EXERCISE TASK
Pull every line containing "active" from the entries.

[Data items]

__________

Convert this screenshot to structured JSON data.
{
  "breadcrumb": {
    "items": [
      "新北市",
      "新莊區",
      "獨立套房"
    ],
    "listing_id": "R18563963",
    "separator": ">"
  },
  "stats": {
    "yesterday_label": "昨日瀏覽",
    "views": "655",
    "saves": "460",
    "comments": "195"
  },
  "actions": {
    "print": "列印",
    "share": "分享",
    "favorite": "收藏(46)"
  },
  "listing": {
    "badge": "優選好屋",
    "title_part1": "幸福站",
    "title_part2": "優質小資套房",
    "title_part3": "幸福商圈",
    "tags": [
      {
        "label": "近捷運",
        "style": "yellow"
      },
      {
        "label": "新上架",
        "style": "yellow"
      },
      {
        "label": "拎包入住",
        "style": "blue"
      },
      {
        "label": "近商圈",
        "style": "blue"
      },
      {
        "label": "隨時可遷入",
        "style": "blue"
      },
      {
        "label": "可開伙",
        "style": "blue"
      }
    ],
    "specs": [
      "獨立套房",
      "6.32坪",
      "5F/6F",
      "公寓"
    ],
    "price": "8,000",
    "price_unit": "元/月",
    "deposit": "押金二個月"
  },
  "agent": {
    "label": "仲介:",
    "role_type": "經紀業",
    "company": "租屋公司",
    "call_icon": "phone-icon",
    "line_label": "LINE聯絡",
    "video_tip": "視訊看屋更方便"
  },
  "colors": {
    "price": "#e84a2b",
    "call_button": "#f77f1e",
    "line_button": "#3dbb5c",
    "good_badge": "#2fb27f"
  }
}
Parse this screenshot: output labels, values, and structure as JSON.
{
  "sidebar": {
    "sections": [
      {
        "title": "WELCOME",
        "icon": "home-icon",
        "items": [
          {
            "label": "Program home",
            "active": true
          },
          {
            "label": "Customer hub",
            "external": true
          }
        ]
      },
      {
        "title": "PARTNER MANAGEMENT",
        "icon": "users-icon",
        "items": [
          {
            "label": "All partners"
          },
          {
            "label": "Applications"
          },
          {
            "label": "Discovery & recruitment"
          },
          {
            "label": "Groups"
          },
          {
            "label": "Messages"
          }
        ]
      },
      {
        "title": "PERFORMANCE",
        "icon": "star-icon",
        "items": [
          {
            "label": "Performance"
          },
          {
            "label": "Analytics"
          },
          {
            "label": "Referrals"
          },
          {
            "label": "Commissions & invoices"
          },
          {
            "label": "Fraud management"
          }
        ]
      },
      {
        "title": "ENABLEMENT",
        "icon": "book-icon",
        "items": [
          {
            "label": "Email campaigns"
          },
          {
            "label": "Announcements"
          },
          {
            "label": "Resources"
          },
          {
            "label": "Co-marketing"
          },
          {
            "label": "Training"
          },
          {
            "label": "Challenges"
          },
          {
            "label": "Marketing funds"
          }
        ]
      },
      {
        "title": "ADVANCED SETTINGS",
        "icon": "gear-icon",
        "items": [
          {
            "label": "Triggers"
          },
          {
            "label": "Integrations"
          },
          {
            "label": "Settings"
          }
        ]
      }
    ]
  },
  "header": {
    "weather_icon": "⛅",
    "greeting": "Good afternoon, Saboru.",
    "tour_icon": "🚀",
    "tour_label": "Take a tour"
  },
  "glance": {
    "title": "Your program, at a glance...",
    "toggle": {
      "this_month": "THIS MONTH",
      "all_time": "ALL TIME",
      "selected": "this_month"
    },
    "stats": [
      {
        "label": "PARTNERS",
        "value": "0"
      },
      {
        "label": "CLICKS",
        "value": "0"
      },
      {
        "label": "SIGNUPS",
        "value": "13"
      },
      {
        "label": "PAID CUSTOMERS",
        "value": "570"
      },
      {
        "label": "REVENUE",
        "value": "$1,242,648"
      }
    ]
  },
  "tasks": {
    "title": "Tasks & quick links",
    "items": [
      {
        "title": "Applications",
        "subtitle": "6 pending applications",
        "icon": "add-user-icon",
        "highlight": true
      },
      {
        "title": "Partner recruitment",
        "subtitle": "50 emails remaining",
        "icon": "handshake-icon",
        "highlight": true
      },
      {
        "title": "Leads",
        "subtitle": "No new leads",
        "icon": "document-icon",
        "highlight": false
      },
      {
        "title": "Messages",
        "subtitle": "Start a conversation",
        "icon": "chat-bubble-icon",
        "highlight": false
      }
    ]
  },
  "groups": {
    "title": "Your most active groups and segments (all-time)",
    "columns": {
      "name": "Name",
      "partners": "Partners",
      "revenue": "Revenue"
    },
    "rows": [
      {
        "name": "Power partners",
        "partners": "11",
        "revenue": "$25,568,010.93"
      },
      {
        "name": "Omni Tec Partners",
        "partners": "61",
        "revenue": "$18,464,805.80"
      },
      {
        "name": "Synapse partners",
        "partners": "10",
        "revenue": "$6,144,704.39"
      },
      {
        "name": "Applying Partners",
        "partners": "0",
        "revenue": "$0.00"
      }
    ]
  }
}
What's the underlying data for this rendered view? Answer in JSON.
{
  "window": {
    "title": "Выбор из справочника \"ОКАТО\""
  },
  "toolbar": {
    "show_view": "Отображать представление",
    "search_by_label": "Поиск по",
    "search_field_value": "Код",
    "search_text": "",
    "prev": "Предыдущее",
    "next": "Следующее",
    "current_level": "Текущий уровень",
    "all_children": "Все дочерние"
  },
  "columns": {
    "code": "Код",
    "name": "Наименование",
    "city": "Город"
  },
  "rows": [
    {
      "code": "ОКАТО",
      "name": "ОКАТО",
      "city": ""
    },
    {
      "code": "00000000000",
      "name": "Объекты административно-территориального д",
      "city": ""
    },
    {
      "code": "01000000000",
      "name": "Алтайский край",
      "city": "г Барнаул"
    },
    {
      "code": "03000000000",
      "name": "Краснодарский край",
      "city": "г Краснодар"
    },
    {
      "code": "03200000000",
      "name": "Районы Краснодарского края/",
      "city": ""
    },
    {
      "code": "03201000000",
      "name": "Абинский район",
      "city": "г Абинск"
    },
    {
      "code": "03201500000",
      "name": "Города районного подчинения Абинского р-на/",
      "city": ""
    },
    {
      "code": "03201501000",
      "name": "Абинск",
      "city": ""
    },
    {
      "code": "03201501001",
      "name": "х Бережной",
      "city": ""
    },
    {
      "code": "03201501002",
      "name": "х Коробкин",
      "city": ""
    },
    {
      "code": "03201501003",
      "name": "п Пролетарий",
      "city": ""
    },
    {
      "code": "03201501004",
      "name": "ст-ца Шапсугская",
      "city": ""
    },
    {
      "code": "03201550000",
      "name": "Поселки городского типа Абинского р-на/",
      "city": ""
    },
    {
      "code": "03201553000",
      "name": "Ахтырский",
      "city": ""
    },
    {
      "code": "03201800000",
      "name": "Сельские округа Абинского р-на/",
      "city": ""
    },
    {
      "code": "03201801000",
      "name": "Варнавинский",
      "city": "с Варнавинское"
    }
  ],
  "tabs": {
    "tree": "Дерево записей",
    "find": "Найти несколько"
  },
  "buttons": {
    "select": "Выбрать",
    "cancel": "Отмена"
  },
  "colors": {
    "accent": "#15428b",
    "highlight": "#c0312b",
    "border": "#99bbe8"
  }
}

__________

ANSWER FOR THIS EXERCISE
            "active": true
    "title": "Your most active groups and segments (all-time)",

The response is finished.